• EXERCISE PROMPT: Print every record below exactly as written.
— Begin MATERIAL SUPPLIED —
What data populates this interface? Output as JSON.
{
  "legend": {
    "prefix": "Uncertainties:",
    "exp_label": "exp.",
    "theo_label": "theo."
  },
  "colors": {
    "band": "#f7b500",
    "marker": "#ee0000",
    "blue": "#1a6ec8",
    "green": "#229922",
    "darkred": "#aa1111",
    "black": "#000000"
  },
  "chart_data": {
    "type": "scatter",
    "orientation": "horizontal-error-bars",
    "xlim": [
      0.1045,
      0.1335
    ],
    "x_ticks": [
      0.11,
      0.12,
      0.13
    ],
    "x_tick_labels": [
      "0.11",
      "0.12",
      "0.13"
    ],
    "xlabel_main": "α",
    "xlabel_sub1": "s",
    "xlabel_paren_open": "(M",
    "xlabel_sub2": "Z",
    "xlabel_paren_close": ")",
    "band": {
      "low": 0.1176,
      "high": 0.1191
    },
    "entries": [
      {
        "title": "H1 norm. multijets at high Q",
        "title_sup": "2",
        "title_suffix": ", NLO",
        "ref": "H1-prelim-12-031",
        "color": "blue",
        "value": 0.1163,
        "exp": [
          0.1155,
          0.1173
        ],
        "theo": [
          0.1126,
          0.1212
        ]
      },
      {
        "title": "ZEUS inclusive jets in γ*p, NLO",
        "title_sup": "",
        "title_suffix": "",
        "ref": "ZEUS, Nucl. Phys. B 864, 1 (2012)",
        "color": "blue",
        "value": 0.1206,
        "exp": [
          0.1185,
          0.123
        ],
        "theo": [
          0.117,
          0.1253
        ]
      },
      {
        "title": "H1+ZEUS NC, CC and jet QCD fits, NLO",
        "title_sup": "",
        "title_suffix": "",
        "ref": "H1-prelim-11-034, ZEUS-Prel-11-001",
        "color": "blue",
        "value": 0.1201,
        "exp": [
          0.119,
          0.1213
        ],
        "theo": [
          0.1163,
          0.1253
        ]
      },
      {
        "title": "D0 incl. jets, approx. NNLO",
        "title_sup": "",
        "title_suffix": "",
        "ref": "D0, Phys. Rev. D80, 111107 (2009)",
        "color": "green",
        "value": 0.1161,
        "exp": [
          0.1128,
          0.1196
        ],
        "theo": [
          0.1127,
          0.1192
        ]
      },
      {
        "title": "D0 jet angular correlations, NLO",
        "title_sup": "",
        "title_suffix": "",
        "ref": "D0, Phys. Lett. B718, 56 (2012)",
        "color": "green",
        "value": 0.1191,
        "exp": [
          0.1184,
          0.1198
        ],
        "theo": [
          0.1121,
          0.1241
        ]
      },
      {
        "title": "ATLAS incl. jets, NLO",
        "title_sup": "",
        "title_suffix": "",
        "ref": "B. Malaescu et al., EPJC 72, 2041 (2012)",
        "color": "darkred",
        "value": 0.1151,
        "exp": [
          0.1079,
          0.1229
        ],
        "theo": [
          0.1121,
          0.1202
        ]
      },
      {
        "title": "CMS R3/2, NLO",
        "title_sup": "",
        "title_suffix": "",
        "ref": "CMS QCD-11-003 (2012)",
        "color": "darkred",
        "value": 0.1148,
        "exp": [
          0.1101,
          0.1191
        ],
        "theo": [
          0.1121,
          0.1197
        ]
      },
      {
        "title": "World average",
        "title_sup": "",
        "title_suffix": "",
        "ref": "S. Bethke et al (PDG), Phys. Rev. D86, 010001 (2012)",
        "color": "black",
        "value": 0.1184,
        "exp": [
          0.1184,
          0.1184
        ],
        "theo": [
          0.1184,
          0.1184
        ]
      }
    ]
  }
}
— End MATERIAL SUPPLIED —
• EXERCISE RESULT:
What data populates this interface? Output as JSON.
{
  "legend": {
    "prefix": "Uncertainties:",
    "exp_label": "exp.",
    "theo_label": "theo."
  },
  "colors": {
    "band": "#f7b500",
    "marker": "#ee0000",
    "blue": "#1a6ec8",
    "green": "#229922",
    "darkred": "#aa1111",
    "black": "#000000"
  },
  "chart_data": {
    "type": "scatter",
    "orientation": "horizontal-error-bars",
    "xlim": [
      0.1045,
      0.1335
    ],
    "x_ticks": [
      0.11,
      0.12,
      0.13
    ],
    "x_tick_labels": [
      "0.11",
      "0.12",
      "0.13"
    ],
    "xlabel_main": "α",
    "xlabel_sub1": "s",
    "xlabel_paren_open": "(M",
    "xlabel_sub2": "Z",
    "xlabel_paren_close": ")",
    "band": {
      "low": 0.1176,
      "high": 0.1191
    },
    "entries": [
      {
        "title": "H1 norm. multijets at high Q",
        "title_sup": "2",
        "title_suffix": ", NLO",
        "ref": "H1-prelim-12-031",
        "color": "blue",
        "value": 0.1163,
        "exp": [
          0.1155,
          0.1173
        ],
        "theo": [
          0.1126,
          0.1212
        ]
      },
      {
        "title": "ZEUS inclusive jets in γ*p, NLO",
        "title_sup": "",
        "title_suffix": "",
        "ref": "ZEUS, Nucl. Phys. B 864, 1 (2012)",
        "color": "blue",
        "value": 0.1206,
        "exp": [
          0.1185,
          0.123
        ],
        "theo": [
          0.117,
          0.1253
        ]
      },
      {
        "title": "H1+ZEUS NC, CC and jet QCD fits, NLO",
        "title_sup": "",
        "title_suffix": "",
        "ref": "H1-prelim-11-034, ZEUS-Prel-11-001",
        "color": "blue",
        "value": 0.1201,
        "exp": [
          0.119,
          0.1213
        ],
        "theo": [
          0.1163,
          0.1253
        ]
      },
      {
        "title": "D0 incl. jets, approx. NNLO",
        "title_sup": "",
        "title_suffix": "",
        "ref": "D0, Phys. Rev. D80, 111107 (2009)",
        "color": "green",
        "value": 0.1161,
        "exp": [
          0.1128,
          0.1196
        ],
        "theo": [
          0.1127,
          0.1192
        ]
      },
      {
        "title": "D0 jet angular correlations, NLO",
        "title_sup": "",
        "title_suffix": "",
        "ref": "D0, Phys. Lett. B718, 56 (2012)",
        "color": "green",
        "value": 0.1191,
        "exp": [
          0.1184,
          0.1198
        ],
        "theo": [
          0.1121,
          0.1241
        ]
      },
      {
        "title": "ATLAS incl. jets, NLO",
        "title_sup": "",
        "title_suffix": "",
        "ref": "B. Malaescu et al., EPJC 72, 2041 (2012)",
        "color": "darkred",
        "value": 0.1151,
        "exp": [
          0.1079,
          0.1229
        ],
        "theo": [
          0.1121,
          0.1202
        ]
      },
      {
        "title": "CMS R3/2, NLO",
        "title_sup": "",
        "title_suffix": "",
        "ref": "CMS QCD-11-003 (2012)",
        "color": "darkred",
        "value": 0.1148,
        "exp": [
          0.1101,
          0.1191
        ],
        "theo": [
          0.1121,
          0.1197
        ]
      },
      {
        "title": "World average",
        "title_sup": "",
        "title_suffix": "",
        "ref": "S. Bethke et al (PDG), Phys. Rev. D86, 010001 (2012)",
        "color": "black",
        "value": 0.1184,
        "exp": [
          0.1184,
          0.1184
        ],
        "theo": [
          0.1184,
          0.1184
        ]
      }
    ]
  }
}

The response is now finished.